**Data:**
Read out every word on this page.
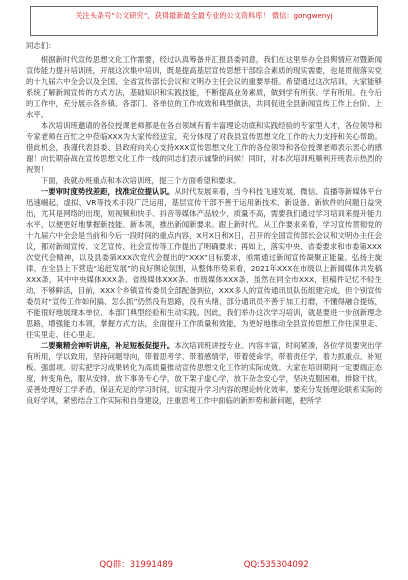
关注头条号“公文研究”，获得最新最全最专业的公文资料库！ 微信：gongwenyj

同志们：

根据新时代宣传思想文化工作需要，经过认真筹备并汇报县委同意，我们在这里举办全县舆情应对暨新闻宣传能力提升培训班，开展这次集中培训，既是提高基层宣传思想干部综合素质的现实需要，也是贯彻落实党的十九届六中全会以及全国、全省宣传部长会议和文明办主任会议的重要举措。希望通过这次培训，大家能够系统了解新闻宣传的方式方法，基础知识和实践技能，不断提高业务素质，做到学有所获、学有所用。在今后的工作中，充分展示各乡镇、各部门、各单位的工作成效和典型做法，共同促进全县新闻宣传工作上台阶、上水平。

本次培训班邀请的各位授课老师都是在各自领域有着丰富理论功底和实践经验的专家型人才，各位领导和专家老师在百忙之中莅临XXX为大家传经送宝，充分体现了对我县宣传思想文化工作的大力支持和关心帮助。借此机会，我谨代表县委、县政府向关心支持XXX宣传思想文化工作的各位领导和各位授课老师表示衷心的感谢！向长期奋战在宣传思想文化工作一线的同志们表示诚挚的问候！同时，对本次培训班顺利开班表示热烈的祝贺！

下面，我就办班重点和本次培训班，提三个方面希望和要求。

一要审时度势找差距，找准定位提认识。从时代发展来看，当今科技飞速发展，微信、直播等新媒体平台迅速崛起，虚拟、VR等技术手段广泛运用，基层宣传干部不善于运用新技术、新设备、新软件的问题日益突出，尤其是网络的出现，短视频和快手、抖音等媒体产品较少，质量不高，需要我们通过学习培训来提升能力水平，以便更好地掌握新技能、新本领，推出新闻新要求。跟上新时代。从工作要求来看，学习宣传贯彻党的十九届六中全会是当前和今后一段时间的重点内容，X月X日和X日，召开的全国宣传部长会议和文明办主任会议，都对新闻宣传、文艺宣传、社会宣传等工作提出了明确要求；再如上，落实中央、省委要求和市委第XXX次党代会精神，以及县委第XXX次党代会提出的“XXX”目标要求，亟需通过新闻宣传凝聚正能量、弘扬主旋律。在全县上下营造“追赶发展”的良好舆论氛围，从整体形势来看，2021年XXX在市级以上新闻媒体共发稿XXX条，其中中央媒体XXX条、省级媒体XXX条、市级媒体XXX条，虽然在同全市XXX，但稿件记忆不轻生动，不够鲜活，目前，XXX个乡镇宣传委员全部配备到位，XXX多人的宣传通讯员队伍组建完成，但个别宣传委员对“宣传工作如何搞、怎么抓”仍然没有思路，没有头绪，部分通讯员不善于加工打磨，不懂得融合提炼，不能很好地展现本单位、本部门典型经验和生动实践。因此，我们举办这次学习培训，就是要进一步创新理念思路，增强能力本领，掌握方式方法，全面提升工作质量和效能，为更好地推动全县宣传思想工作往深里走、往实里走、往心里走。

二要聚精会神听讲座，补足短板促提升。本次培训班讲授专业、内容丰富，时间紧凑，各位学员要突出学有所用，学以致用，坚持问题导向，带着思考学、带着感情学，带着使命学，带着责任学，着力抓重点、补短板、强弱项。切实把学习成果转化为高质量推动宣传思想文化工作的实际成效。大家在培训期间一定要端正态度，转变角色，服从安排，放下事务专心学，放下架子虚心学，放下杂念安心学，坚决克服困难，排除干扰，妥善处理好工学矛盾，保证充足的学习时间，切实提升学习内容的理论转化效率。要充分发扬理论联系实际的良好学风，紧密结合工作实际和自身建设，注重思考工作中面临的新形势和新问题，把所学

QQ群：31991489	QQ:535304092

**Exercise description:** Repeat the material above word for word, please, apart from its images.

**Solution below:**
Read out every word on this page.
关注头条号“公文研究”，获得最新最全最专业的公文资料库！ 微信：gongwenyj

同志们：

根据新时代宣传思想文化工作需要，经过认真筹备并汇报县委同意，我们在这里举办全县舆情应对暨新闻宣传能力提升培训班，开展这次集中培训，既是提高基层宣传思想干部综合素质的现实需要，也是贯彻落实党的十九届六中全会以及全国、全省宣传部长会议和文明办主任会议的重要举措。希望通过这次培训，大家能够系统了解新闻宣传的方式方法，基础知识和实践技能，不断提高业务素质，做到学有所获、学有所用。在今后的工作中，充分展示各乡镇、各部门、各单位的工作成效和典型做法，共同促进全县新闻宣传工作上台阶、上水平。

本次培训班邀请的各位授课老师都是在各自领域有着丰富理论功底和实践经验的专家型人才，各位领导和专家老师在百忙之中莅临XXX为大家传经送宝，充分体现了对我县宣传思想文化工作的大力支持和关心帮助。借此机会，我谨代表县委、县政府向关心支持XXX宣传思想文化工作的各位领导和各位授课老师表示衷心的感谢！向长期奋战在宣传思想文化工作一线的同志们表示诚挚的问候！同时，对本次培训班顺利开班表示热烈的祝贺！

下面，我就办班重点和本次培训班，提三个方面希望和要求。

一要审时度势找差距，找准定位提认识。从时代发展来看，当今科技飞速发展，微信、直播等新媒体平台迅速崛起，虚拟、VR等技术手段广泛运用，基层宣传干部不善于运用新技术、新设备、新软件的问题日益突出，尤其是网络的出现，短视频和快手、抖音等媒体产品较少，质量不高，需要我们通过学习培训来提升能力水平，以便更好地掌握新技能、新本领，推出新闻新要求。跟上新时代。从工作要求来看，学习宣传贯彻党的十九届六中全会是当前和今后一段时间的重点内容，X月X日和X日，召开的全国宣传部长会议和文明办主任会议，都对新闻宣传、文艺宣传、社会宣传等工作提出了明确要求；再如上，落实中央、省委要求和市委第XXX次党代会精神，以及县委第XXX次党代会提出的“XXX”目标要求，亟需通过新闻宣传凝聚正能量、弘扬主旋律。在全县上下营造“追赶发展”的良好舆论氛围，从整体形势来看，2021年XXX在市级以上新闻媒体共发稿XXX条，其中中央媒体XXX条、省级媒体XXX条、市级媒体XXX条，虽然在同全市XXX，但稿件记忆不轻生动，不够鲜活，目前，XXX个乡镇宣传委员全部配备到位，XXX多人的宣传通讯员队伍组建完成，但个别宣传委员对“宣传工作如何搞、怎么抓”仍然没有思路，没有头绪，部分通讯员不善于加工打磨，不懂得融合提炼，不能很好地展现本单位、本部门典型经验和生动实践。因此，我们举办这次学习培训，就是要进一步创新理念思路，增强能力本领，掌握方式方法，全面提升工作质量和效能，为更好地推动全县宣传思想工作往深里走、往实里走、往心里走。

二要聚精会神听讲座，补足短板促提升。本次培训班讲授专业、内容丰富，时间紧凑，各位学员要突出学有所用，学以致用，坚持问题导向，带着思考学、带着感情学，带着使命学，带着责任学，着力抓重点、补短板、强弱项。切实把学习成果转化为高质量推动宣传思想文化工作的实际成效。大家在培训期间一定要端正态度，转变角色，服从安排，放下事务专心学，放下架子虚心学，放下杂念安心学，坚决克服困难，排除干扰，妥善处理好工学矛盾，保证充足的学习时间，切实提升学习内容的理论转化效率。要充分发扬理论联系实际的良好学风，紧密结合工作实际和自身建设，注重思考工作中面临的新形势和新问题，把所学

QQ群：31991489	QQ:535304092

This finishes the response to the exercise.